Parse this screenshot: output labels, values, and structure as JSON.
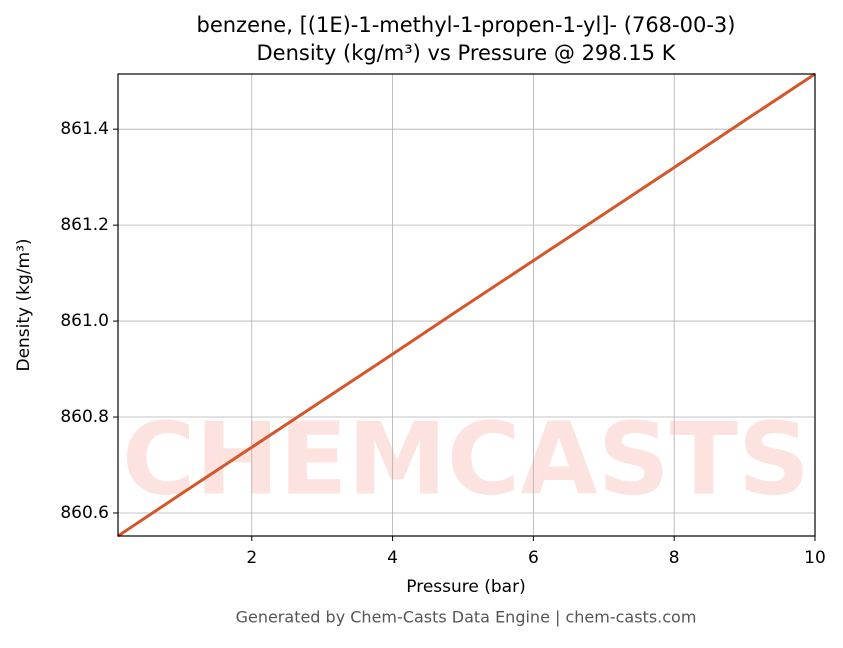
{
  "chart_data": {
    "type": "line",
    "title": "benzene, [(1E)-1-methyl-1-propen-1-yl]- (768-00-3)",
    "subtitle": "Density (kg/m³) vs Pressure @ 298.15 K",
    "x_label": "Pressure (bar)",
    "y_label": "Density (kg/m³)",
    "watermark": "CHEMCASTS",
    "footer": "Generated by Chem-Casts Data Engine | chem-casts.com",
    "x": [
      0.1,
      1,
      2,
      3,
      4,
      5,
      6,
      7,
      8,
      9,
      10
    ],
    "series": [
      {
        "name": "Density",
        "color": "#d4562a",
        "values": [
          860.552,
          860.64,
          860.737,
          860.834,
          860.931,
          861.029,
          861.126,
          861.223,
          861.32,
          861.418,
          861.515
        ]
      }
    ],
    "xlim": [
      0.1,
      10
    ],
    "ylim": [
      860.552,
      861.515
    ],
    "xticks": [
      2,
      4,
      6,
      8,
      10
    ],
    "yticks": [
      860.6,
      860.8,
      {
        "value": 861.0,
        "label": "861.0"
      },
      861.2,
      861.4
    ],
    "grid": true
  }
}
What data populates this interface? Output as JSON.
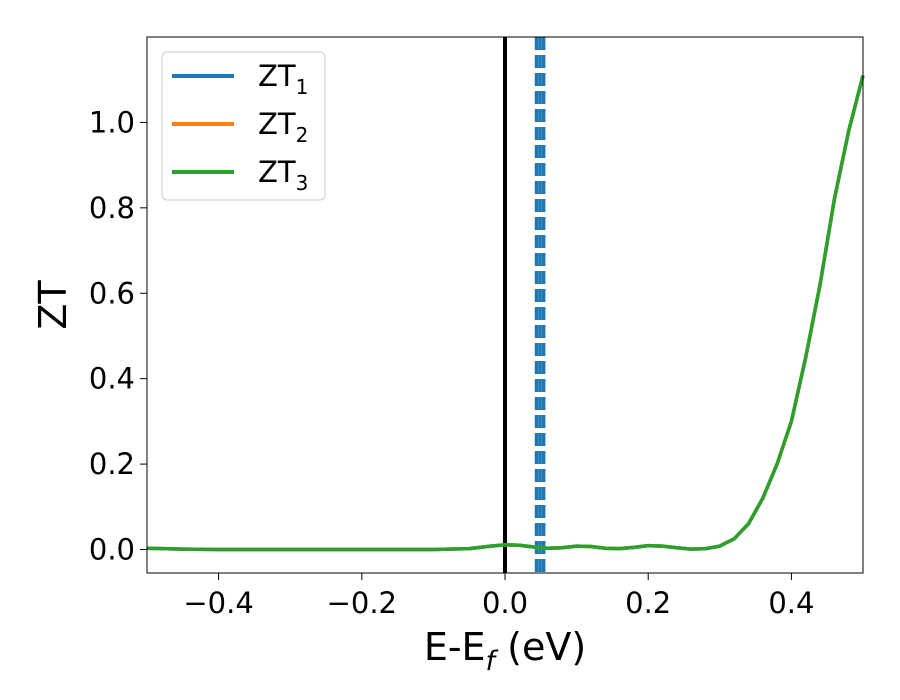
{
  "chart_data": {
    "type": "line",
    "xlabel": "E-E",
    "xlabel_sub": "f",
    "xlabel_unit": " (eV)",
    "ylabel": "ZT",
    "xlim": [
      -0.5,
      0.5
    ],
    "ylim": [
      -0.055,
      1.2
    ],
    "xticks": [
      -0.4,
      -0.2,
      0.0,
      0.2,
      0.4
    ],
    "xtick_labels": [
      "−0.4",
      "−0.2",
      "0.0",
      "0.2",
      "0.4"
    ],
    "yticks": [
      0.0,
      0.2,
      0.4,
      0.6,
      0.8,
      1.0
    ],
    "ytick_labels": [
      "0.0",
      "0.2",
      "0.4",
      "0.6",
      "0.8",
      "1.0"
    ],
    "grid": false,
    "legend_position": "top-left",
    "x": [
      -0.5,
      -0.45,
      -0.4,
      -0.3,
      -0.2,
      -0.1,
      -0.05,
      -0.02,
      0.0,
      0.02,
      0.04,
      0.06,
      0.08,
      0.1,
      0.12,
      0.14,
      0.16,
      0.18,
      0.2,
      0.22,
      0.24,
      0.26,
      0.28,
      0.3,
      0.32,
      0.34,
      0.36,
      0.38,
      0.4,
      0.42,
      0.44,
      0.46,
      0.48,
      0.5
    ],
    "series": [
      {
        "label": "ZT",
        "sub": "1",
        "color": "#1f77b4",
        "values": [
          0.003,
          0.001,
          0.0,
          0.0,
          0.0,
          0.0,
          0.002,
          0.008,
          0.011,
          0.01,
          0.006,
          0.003,
          0.004,
          0.008,
          0.007,
          0.003,
          0.002,
          0.005,
          0.009,
          0.008,
          0.004,
          0.001,
          0.002,
          0.008,
          0.025,
          0.06,
          0.12,
          0.2,
          0.3,
          0.45,
          0.62,
          0.82,
          0.98,
          1.11
        ]
      },
      {
        "label": "ZT",
        "sub": "2",
        "color": "#ff7f0e",
        "values": [
          0.003,
          0.001,
          0.0,
          0.0,
          0.0,
          0.0,
          0.002,
          0.008,
          0.011,
          0.01,
          0.006,
          0.003,
          0.004,
          0.008,
          0.007,
          0.003,
          0.002,
          0.005,
          0.009,
          0.008,
          0.004,
          0.001,
          0.002,
          0.008,
          0.025,
          0.06,
          0.12,
          0.2,
          0.3,
          0.45,
          0.62,
          0.82,
          0.98,
          1.11
        ]
      },
      {
        "label": "ZT",
        "sub": "3",
        "color": "#2ca02c",
        "values": [
          0.003,
          0.001,
          0.0,
          0.0,
          0.0,
          0.0,
          0.002,
          0.008,
          0.011,
          0.01,
          0.006,
          0.003,
          0.004,
          0.008,
          0.007,
          0.003,
          0.002,
          0.005,
          0.009,
          0.008,
          0.004,
          0.001,
          0.002,
          0.008,
          0.025,
          0.06,
          0.12,
          0.2,
          0.3,
          0.45,
          0.62,
          0.82,
          0.98,
          1.11
        ]
      }
    ],
    "vlines": [
      {
        "x": 0.0,
        "color": "#000000",
        "style": "solid"
      },
      {
        "x": 0.044,
        "color": "#1f77b4",
        "style": "dashed"
      },
      {
        "x": 0.049,
        "color": "#1f77b4",
        "style": "dashed"
      },
      {
        "x": 0.054,
        "color": "#1f77b4",
        "style": "dashed"
      }
    ]
  }
}
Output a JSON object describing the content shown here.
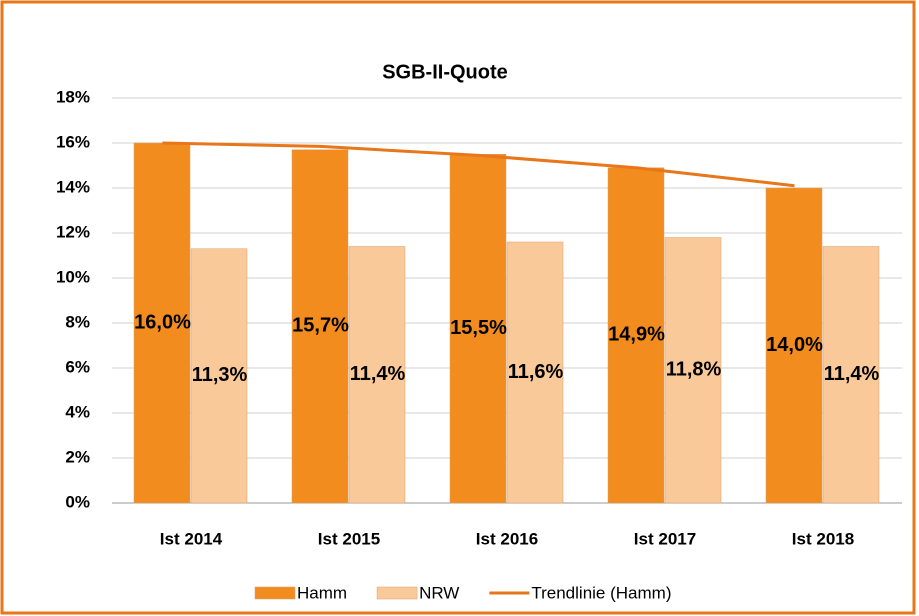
{
  "chart_data": {
    "type": "bar",
    "title": "SGB-II-Quote",
    "categories": [
      "Ist 2014",
      "Ist 2015",
      "Ist 2016",
      "Ist 2017",
      "Ist 2018"
    ],
    "series": [
      {
        "name": "Hamm",
        "color": "#f28c1e",
        "values": [
          16.0,
          15.7,
          15.5,
          14.9,
          14.0
        ],
        "value_labels": [
          "16,0%",
          "15,7%",
          "15,5%",
          "14,9%",
          "14,0%"
        ]
      },
      {
        "name": "NRW",
        "color": "#f9c99a",
        "values": [
          11.3,
          11.4,
          11.6,
          11.8,
          11.4
        ],
        "value_labels": [
          "11,3%",
          "11,4%",
          "11,6%",
          "11,8%",
          "11,4%"
        ]
      },
      {
        "name": "Trendlinie (Hamm)",
        "type": "line",
        "color": "#e8761a",
        "values": [
          16.0,
          15.85,
          15.45,
          14.9,
          14.1
        ]
      }
    ],
    "ylim": [
      0,
      18
    ],
    "yticks": [
      {
        "value": 0,
        "label": "0%"
      },
      {
        "value": 2,
        "label": "2%"
      },
      {
        "value": 4,
        "label": "4%"
      },
      {
        "value": 6,
        "label": "6%"
      },
      {
        "value": 8,
        "label": "8%"
      },
      {
        "value": 10,
        "label": "10%"
      },
      {
        "value": 12,
        "label": "12%"
      },
      {
        "value": 14,
        "label": "14%"
      },
      {
        "value": 16,
        "label": "16%"
      },
      {
        "value": 18,
        "label": "18%"
      }
    ],
    "grid": true,
    "legend": "bottom"
  }
}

○ ○ ○ ○ ○ ○ ○

Given task →
Keep the pictures out and write out the records exactly.

Solved problem →
Parse this screenshot: output labels, values, and structure as JSON.
{
  "chart_data": {
    "type": "line",
    "title": "benzene, [(1E)-1-methyl-1-propen-1-yl]- (768-00-3)",
    "subtitle": "Density (kg/m³) vs Pressure @ 298.15 K",
    "x_label": "Pressure (bar)",
    "y_label": "Density (kg/m³)",
    "watermark": "CHEMCASTS",
    "footer": "Generated by Chem-Casts Data Engine | chem-casts.com",
    "x": [
      0.1,
      1,
      2,
      3,
      4,
      5,
      6,
      7,
      8,
      9,
      10
    ],
    "series": [
      {
        "name": "Density",
        "color": "#d4562a",
        "values": [
          860.552,
          860.64,
          860.737,
          860.834,
          860.931,
          861.029,
          861.126,
          861.223,
          861.32,
          861.418,
          861.515
        ]
      }
    ],
    "xlim": [
      0.1,
      10
    ],
    "ylim": [
      860.552,
      861.515
    ],
    "xticks": [
      2,
      4,
      6,
      8,
      10
    ],
    "yticks": [
      860.6,
      860.8,
      {
        "value": 861.0,
        "label": "861.0"
      },
      861.2,
      861.4
    ],
    "grid": true
  }
}
What data populates this interface? Output as JSON.
{
  "chart_data": {
    "type": "line",
    "xlabel": "E-E",
    "xlabel_sub": "f",
    "xlabel_unit": " (eV)",
    "ylabel": "ZT",
    "xlim": [
      -0.5,
      0.5
    ],
    "ylim": [
      -0.055,
      1.2
    ],
    "xticks": [
      -0.4,
      -0.2,
      0.0,
      0.2,
      0.4
    ],
    "xtick_labels": [
      "−0.4",
      "−0.2",
      "0.0",
      "0.2",
      "0.4"
    ],
    "yticks": [
      0.0,
      0.2,
      0.4,
      0.6,
      0.8,
      1.0
    ],
    "ytick_labels": [
      "0.0",
      "0.2",
      "0.4",
      "0.6",
      "0.8",
      "1.0"
    ],
    "grid": false,
    "legend_position": "top-left",
    "x": [
      -0.5,
      -0.45,
      -0.4,
      -0.3,
      -0.2,
      -0.1,
      -0.05,
      -0.02,
      0.0,
      0.02,
      0.04,
      0.06,
      0.08,
      0.1,
      0.12,
      0.14,
      0.16,
      0.18,
      0.2,
      0.22,
      0.24,
      0.26,
      0.28,
      0.3,
      0.32,
      0.34,
      0.36,
      0.38,
      0.4,
      0.42,
      0.44,
      0.46,
      0.48,
      0.5
    ],
    "series": [
      {
        "label": "ZT",
        "sub": "1",
        "color": "#1f77b4",
        "values": [
          0.003,
          0.001,
          0.0,
          0.0,
          0.0,
          0.0,
          0.002,
          0.008,
          0.011,
          0.01,
          0.006,
          0.003,
          0.004,
          0.008,
          0.007,
          0.003,
          0.002,
          0.005,
          0.009,
          0.008,
          0.004,
          0.001,
          0.002,
          0.008,
          0.025,
          0.06,
          0.12,
          0.2,
          0.3,
          0.45,
          0.62,
          0.82,
          0.98,
          1.11
        ]
      },
      {
        "label": "ZT",
        "sub": "2",
        "color": "#ff7f0e",
        "values": [
          0.003,
          0.001,
          0.0,
          0.0,
          0.0,
          0.0,
          0.002,
          0.008,
          0.011,
          0.01,
          0.006,
          0.003,
          0.004,
          0.008,
          0.007,
          0.003,
          0.002,
          0.005,
          0.009,
          0.008,
          0.004,
          0.001,
          0.002,
          0.008,
          0.025,
          0.06,
          0.12,
          0.2,
          0.3,
          0.45,
          0.62,
          0.82,
          0.98,
          1.11
        ]
      },
      {
        "label": "ZT",
        "sub": "3",
        "color": "#2ca02c",
        "values": [
          0.003,
          0.001,
          0.0,
          0.0,
          0.0,
          0.0,
          0.002,
          0.008,
          0.011,
          0.01,
          0.006,
          0.003,
          0.004,
          0.008,
          0.007,
          0.003,
          0.002,
          0.005,
          0.009,
          0.008,
          0.004,
          0.001,
          0.002,
          0.008,
          0.025,
          0.06,
          0.12,
          0.2,
          0.3,
          0.45,
          0.62,
          0.82,
          0.98,
          1.11
        ]
      }
    ],
    "vlines": [
      {
        "x": 0.0,
        "color": "#000000",
        "style": "solid"
      },
      {
        "x": 0.044,
        "color": "#1f77b4",
        "style": "dashed"
      },
      {
        "x": 0.049,
        "color": "#1f77b4",
        "style": "dashed"
      },
      {
        "x": 0.054,
        "color": "#1f77b4",
        "style": "dashed"
      }
    ]
  }
}
Output a JSON object describing the content shown here.
{
  "chart_data": {
    "type": "bar",
    "title": "SGB-II-Quote",
    "categories": [
      "Ist 2014",
      "Ist 2015",
      "Ist 2016",
      "Ist 2017",
      "Ist 2018"
    ],
    "series": [
      {
        "name": "Hamm",
        "color": "#f28c1e",
        "values": [
          16.0,
          15.7,
          15.5,
          14.9,
          14.0
        ],
        "value_labels": [
          "16,0%",
          "15,7%",
          "15,5%",
          "14,9%",
          "14,0%"
        ]
      },
      {
        "name": "NRW",
        "color": "#f9c99a",
        "values": [
          11.3,
          11.4,
          11.6,
          11.8,
          11.4
        ],
        "value_labels": [
          "11,3%",
          "11,4%",
          "11,6%",
          "11,8%",
          "11,4%"
        ]
      },
      {
        "name": "Trendlinie (Hamm)",
        "type": "line",
        "color": "#e8761a",
        "values": [
          16.0,
          15.85,
          15.45,
          14.9,
          14.1
        ]
      }
    ],
    "ylim": [
      0,
      18
    ],
    "yticks": [
      {
        "value": 0,
        "label": "0%"
      },
      {
        "value": 2,
        "label": "2%"
      },
      {
        "value": 4,
        "label": "4%"
      },
      {
        "value": 6,
        "label": "6%"
      },
      {
        "value": 8,
        "label": "8%"
      },
      {
        "value": 10,
        "label": "10%"
      },
      {
        "value": 12,
        "label": "12%"
      },
      {
        "value": 14,
        "label": "14%"
      },
      {
        "value": 16,
        "label": "16%"
      },
      {
        "value": 18,
        "label": "18%"
      }
    ],
    "grid": true,
    "legend": "bottom"
  }
}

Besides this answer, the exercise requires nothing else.